[BEGIN MATERIAL SUPPLIED]

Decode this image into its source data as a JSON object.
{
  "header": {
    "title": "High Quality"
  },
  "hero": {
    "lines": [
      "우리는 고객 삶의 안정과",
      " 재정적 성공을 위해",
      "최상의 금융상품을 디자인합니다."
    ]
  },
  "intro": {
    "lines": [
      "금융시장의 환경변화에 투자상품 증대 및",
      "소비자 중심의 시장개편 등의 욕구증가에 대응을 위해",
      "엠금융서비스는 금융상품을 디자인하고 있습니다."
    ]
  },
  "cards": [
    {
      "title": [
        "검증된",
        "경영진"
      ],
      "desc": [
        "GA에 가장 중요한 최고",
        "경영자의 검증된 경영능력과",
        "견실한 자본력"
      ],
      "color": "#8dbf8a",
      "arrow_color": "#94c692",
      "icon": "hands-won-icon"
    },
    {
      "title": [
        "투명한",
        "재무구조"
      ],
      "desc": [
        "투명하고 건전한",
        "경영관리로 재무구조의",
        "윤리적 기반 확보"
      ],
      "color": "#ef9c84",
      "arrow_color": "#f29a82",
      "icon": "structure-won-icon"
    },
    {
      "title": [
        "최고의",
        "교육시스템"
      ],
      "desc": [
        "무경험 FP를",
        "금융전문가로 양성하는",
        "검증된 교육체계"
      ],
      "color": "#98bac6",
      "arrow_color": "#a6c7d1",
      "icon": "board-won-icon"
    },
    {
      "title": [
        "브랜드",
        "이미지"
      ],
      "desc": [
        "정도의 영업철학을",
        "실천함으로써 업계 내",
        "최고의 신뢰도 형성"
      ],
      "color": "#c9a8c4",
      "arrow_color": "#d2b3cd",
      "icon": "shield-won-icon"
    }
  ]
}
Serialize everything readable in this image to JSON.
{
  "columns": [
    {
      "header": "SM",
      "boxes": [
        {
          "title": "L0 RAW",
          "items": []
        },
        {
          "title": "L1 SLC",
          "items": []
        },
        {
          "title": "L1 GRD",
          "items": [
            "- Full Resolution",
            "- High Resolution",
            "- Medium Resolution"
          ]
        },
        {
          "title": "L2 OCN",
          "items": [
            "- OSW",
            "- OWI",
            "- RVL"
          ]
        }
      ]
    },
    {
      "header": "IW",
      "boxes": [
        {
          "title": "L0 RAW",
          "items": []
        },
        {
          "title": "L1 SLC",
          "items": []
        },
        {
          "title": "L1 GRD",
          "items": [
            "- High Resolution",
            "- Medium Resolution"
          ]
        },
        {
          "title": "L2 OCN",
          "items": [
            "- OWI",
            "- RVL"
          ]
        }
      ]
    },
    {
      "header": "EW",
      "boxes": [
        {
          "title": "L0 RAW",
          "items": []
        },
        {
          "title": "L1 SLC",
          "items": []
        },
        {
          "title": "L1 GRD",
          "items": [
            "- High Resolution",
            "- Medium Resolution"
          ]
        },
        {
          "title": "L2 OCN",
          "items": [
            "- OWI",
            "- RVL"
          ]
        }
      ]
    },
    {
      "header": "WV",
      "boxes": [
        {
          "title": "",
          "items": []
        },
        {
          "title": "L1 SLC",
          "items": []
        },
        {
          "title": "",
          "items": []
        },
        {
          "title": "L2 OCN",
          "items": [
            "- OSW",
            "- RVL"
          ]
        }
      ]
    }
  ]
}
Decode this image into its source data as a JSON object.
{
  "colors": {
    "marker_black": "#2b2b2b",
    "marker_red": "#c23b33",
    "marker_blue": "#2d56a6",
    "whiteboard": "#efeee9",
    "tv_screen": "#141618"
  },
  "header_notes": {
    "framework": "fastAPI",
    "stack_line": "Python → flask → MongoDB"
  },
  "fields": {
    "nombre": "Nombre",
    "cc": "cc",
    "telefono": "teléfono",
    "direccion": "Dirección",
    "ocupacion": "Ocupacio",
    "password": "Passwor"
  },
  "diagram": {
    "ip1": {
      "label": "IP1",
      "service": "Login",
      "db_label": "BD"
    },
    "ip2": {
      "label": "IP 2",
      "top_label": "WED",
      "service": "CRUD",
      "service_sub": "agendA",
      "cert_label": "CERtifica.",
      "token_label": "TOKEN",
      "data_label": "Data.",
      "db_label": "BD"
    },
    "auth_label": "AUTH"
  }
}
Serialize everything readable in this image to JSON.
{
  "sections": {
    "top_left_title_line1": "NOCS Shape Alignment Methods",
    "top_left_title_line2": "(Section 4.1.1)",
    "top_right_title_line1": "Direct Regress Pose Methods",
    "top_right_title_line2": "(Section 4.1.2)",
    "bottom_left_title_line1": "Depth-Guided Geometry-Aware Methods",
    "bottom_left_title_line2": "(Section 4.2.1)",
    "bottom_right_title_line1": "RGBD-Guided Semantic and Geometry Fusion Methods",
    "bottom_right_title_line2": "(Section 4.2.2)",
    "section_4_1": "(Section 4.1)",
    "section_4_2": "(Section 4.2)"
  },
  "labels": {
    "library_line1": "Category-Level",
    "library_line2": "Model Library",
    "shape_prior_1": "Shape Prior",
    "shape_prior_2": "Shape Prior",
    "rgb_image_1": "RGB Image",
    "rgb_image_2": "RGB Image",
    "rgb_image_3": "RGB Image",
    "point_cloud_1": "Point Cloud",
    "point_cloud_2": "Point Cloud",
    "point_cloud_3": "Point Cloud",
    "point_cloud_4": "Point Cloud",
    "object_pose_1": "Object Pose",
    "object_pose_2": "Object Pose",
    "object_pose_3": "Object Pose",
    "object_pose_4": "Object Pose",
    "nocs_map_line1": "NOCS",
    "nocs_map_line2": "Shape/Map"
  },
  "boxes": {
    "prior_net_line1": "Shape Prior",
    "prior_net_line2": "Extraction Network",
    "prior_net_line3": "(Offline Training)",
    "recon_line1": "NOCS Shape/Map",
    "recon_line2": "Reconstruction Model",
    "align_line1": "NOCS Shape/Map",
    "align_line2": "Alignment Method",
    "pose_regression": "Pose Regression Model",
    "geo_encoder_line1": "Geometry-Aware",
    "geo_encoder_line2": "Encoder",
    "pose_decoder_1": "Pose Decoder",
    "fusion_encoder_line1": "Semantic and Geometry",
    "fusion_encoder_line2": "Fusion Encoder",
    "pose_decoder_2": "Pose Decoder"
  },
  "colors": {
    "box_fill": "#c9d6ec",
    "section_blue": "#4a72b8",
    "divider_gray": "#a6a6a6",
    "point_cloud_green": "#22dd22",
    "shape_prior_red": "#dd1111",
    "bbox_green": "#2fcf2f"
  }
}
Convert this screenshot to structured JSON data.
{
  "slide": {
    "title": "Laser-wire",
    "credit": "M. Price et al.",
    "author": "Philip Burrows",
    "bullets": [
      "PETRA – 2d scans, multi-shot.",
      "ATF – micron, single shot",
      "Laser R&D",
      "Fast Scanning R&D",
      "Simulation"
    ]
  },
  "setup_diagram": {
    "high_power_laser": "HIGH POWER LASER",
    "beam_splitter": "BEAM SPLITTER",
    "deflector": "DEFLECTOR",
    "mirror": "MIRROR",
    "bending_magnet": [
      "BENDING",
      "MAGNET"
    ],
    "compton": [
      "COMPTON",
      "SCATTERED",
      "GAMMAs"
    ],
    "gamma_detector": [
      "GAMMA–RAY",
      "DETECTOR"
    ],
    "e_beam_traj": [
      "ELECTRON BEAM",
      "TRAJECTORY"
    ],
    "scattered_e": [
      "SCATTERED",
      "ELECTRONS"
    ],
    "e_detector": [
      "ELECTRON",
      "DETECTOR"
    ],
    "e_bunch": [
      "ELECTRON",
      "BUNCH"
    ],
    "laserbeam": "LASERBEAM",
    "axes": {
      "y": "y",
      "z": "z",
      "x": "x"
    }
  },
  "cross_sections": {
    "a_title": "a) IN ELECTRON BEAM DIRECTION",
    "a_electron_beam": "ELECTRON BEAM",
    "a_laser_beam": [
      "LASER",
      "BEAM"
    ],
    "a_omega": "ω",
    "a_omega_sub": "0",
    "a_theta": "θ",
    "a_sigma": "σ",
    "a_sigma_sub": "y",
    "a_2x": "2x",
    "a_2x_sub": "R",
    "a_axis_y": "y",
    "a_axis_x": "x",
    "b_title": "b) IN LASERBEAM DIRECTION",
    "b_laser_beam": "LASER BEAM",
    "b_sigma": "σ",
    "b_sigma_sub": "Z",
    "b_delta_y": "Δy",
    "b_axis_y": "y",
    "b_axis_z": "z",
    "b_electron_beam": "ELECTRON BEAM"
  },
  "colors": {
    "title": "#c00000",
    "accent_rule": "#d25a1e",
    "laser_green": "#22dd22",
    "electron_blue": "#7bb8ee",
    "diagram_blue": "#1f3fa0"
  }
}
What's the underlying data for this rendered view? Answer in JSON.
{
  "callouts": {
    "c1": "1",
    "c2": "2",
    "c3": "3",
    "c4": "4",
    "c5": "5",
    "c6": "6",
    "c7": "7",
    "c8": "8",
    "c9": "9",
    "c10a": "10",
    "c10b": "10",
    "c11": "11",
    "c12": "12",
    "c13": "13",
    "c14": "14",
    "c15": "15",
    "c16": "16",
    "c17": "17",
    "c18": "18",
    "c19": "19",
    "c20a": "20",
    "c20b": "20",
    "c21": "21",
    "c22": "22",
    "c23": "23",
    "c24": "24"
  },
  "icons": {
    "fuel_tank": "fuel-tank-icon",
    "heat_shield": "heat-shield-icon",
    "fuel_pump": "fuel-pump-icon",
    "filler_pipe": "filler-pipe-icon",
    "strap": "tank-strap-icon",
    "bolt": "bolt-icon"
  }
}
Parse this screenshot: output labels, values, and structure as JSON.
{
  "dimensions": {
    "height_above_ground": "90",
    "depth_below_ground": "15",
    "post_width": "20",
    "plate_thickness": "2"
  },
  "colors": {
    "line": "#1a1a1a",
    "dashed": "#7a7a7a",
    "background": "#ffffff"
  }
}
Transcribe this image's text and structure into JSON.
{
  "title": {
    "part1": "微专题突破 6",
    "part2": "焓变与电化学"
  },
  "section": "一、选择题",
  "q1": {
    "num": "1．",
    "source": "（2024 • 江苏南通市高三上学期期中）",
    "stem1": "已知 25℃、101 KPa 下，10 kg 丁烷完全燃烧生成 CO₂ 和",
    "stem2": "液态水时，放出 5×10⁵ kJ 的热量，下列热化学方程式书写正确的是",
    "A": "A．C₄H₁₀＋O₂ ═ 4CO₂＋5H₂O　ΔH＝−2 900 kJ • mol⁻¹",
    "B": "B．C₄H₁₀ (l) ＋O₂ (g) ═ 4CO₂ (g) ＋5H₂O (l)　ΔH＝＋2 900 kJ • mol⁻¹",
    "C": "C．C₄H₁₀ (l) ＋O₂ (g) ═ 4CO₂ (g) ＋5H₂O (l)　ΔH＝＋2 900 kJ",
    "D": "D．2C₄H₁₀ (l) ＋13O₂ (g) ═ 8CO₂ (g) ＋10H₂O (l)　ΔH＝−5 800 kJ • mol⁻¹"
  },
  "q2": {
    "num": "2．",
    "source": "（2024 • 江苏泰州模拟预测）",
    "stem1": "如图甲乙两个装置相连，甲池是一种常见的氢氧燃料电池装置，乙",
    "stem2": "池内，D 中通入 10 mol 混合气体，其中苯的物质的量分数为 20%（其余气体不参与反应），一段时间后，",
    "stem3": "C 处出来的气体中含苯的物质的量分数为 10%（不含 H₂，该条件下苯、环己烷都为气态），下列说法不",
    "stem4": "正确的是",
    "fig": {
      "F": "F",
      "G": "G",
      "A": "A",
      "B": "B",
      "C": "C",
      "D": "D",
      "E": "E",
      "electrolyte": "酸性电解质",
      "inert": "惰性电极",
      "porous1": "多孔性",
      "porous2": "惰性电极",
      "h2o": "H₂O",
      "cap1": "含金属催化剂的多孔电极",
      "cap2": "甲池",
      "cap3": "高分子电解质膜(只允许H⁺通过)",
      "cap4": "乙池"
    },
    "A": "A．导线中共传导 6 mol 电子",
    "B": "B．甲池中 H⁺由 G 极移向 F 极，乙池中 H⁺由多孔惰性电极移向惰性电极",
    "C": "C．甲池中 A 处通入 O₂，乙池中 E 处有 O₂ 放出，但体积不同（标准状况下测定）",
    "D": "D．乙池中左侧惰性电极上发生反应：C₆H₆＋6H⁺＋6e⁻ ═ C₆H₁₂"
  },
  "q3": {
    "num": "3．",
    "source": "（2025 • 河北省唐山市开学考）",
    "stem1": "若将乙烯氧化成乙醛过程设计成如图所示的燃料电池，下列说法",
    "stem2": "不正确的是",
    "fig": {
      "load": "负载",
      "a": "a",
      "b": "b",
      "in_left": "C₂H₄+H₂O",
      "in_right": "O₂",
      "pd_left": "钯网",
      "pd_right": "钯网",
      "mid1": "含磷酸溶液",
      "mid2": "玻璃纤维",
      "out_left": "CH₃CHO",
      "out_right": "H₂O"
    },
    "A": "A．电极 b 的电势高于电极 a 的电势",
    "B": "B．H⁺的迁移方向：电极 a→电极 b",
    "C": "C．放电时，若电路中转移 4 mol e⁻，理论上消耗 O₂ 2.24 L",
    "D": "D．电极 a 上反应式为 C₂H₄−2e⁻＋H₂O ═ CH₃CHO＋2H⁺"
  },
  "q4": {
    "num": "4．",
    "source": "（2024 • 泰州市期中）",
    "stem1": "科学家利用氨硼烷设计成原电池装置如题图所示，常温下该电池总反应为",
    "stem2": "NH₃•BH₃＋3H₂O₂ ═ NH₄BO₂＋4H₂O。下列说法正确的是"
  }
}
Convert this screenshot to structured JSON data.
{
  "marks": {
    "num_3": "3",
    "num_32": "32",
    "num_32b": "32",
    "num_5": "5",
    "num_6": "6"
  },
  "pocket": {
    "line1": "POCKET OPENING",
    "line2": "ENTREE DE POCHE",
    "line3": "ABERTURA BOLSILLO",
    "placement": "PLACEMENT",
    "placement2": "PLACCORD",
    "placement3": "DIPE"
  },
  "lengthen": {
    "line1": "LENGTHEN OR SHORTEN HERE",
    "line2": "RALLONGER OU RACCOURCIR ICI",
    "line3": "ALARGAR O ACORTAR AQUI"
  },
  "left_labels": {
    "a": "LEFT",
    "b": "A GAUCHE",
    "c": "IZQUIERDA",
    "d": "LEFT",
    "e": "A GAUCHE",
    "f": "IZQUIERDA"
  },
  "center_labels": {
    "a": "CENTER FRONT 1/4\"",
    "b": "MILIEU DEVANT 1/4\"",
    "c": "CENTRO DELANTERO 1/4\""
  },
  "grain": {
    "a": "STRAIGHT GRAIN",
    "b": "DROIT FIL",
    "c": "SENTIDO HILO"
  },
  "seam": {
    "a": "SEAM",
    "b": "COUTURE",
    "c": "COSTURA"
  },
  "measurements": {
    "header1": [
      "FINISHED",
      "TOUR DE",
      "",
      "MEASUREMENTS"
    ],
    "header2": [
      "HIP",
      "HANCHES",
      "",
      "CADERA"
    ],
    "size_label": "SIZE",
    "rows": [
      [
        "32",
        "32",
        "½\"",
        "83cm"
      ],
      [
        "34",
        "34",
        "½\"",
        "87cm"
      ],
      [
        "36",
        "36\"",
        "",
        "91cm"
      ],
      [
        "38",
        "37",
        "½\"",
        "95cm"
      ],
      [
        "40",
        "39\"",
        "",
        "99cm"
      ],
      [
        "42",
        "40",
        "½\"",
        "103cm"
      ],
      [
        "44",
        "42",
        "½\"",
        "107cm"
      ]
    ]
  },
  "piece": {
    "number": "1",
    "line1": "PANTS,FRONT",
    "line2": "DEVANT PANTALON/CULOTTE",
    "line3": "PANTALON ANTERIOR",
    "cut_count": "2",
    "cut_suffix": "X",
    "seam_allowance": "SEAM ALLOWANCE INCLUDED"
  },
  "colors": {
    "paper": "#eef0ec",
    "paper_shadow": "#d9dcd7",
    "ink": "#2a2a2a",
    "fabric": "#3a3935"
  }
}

[END MATERIAL SUPPLIED]

● **OBJECTIVE**: In the records above, locate each line with the word "LASERBEAM". Copy all such lines.

● **CORRECT RESULT**:
    "laserbeam": "LASERBEAM",
    "b_title": "b) IN LASERBEAM DIRECTION",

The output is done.